## Dataset content
<<<<
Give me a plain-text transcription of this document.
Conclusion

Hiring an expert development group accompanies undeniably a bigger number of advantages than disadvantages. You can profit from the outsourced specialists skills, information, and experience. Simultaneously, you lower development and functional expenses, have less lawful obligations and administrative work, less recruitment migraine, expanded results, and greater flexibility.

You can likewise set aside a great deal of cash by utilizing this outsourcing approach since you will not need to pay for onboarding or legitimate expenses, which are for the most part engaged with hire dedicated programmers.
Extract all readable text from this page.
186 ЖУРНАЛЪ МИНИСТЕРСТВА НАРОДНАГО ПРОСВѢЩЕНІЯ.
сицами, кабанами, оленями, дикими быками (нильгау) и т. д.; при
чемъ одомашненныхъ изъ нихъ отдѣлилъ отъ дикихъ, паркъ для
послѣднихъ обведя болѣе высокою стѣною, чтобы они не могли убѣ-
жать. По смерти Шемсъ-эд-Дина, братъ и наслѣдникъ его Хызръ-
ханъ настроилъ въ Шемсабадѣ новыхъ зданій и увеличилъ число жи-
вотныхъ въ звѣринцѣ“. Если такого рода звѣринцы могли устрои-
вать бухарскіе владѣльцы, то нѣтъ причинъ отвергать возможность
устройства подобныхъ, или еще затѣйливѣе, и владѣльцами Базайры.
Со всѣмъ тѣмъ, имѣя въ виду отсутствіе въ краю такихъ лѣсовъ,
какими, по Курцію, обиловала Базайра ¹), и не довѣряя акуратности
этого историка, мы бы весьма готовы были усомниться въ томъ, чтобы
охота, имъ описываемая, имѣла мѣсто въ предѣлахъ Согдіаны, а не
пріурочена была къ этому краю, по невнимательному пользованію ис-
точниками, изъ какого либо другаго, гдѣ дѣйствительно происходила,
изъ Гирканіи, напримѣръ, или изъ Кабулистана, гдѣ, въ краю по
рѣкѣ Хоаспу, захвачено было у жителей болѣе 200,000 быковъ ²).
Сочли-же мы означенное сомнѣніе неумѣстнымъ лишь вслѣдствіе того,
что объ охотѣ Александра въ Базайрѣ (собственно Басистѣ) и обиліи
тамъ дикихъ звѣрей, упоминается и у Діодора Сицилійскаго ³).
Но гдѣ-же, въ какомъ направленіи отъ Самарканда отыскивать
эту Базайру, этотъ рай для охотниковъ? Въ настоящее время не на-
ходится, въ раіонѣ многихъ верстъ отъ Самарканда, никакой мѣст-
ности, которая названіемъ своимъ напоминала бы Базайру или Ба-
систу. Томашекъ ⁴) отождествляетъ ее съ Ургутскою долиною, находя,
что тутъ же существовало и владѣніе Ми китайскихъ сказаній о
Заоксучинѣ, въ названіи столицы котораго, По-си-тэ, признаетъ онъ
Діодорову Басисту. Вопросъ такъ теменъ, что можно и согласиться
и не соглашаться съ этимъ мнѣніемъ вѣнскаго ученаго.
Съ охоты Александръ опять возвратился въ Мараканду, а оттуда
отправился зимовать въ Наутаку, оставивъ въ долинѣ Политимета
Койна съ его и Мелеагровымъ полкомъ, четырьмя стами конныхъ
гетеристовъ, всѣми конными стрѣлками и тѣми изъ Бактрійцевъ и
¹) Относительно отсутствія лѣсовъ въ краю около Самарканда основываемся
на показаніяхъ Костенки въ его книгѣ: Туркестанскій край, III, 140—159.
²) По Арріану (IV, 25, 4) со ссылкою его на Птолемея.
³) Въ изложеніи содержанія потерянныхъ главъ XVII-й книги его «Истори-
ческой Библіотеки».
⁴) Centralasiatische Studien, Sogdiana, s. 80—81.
>>>>
Select the lines in this material that hold the word "expenses", leaving none out.

Hiring an expert development group accompanies undeniably a bigger number of advantages than disadvantages. You can profit from the outsourced specialists skills, information, and experience. Simultaneously, you lower development and functional expenses, have less lawful obligations and administrative work, less recruitment migraine, expanded results, and greater flexibility.
You can likewise set aside a great deal of cash by utilizing this outsourcing approach since you will not need to pay for onboarding or legitimate expenses, which are for the most part engaged with hire dedicated programmers.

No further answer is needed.